— BEGIN EXTRACTED INFORMATION —
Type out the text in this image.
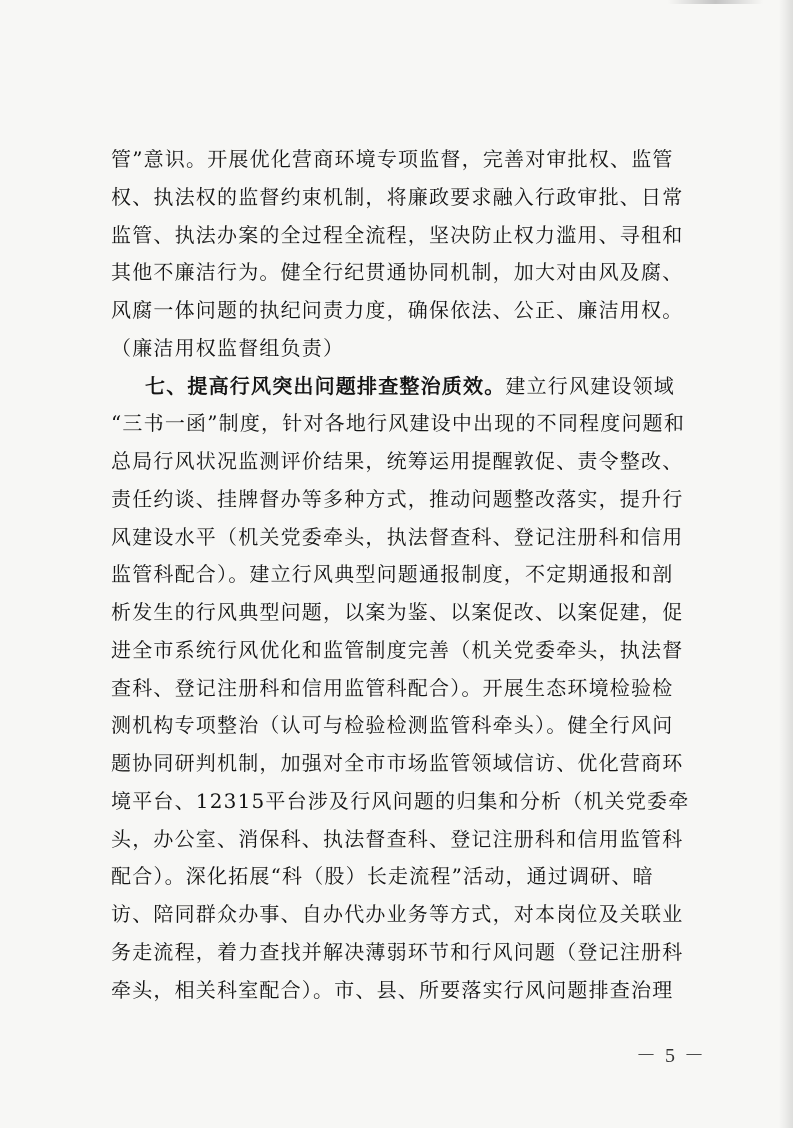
管”意识。开展优化营商环境专项监督，完善对审批权、监管
权、执法权的监督约束机制，将廉政要求融入行政审批、日常
监管、执法办案的全过程全流程，坚决防止权力滥用、寻租和
其他不廉洁行为。健全行纪贯通协同机制，加大对由风及腐、
风腐一体问题的执纪问责力度，确保依法、公正、廉洁用权。
（廉洁用权监督组负责）
七、提高行风突出问题排查整治质效。建立行风建设领域
“三书一函”制度，针对各地行风建设中出现的不同程度问题和
总局行风状况监测评价结果，统筹运用提醒敦促、责令整改、
责任约谈、挂牌督办等多种方式，推动问题整改落实，提升行
风建设水平（机关党委牵头，执法督查科、登记注册科和信用
监管科配合）。建立行风典型问题通报制度，不定期通报和剖
析发生的行风典型问题，以案为鉴、以案促改、以案促建，促
进全市系统行风优化和监管制度完善（机关党委牵头，执法督
查科、登记注册科和信用监管科配合）。开展生态环境检验检
测机构专项整治（认可与检验检测监管科牵头）。健全行风问
题协同研判机制，加强对全市市场监管领域信访、优化营商环
境平台、12315平台涉及行风问题的归集和分析（机关党委牵
头，办公室、消保科、执法督查科、登记注册科和信用监管科
配合）。深化拓展“科（股）长走流程”活动，通过调研、暗
访、陪同群众办事、自办代办业务等方式，对本岗位及关联业
务走流程，着力查找并解决薄弱环节和行风问题（登记注册科
牵头，相关科室配合）。市、县、所要落实行风问题排查治理
－ 5 －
— END EXTRACTED INFORMATION —
**PROBLEM TO SOLVE**
Return solely the number of lines in the data that include the word "机关党委牵头".

**RESULT OF THE EXERCISE**
2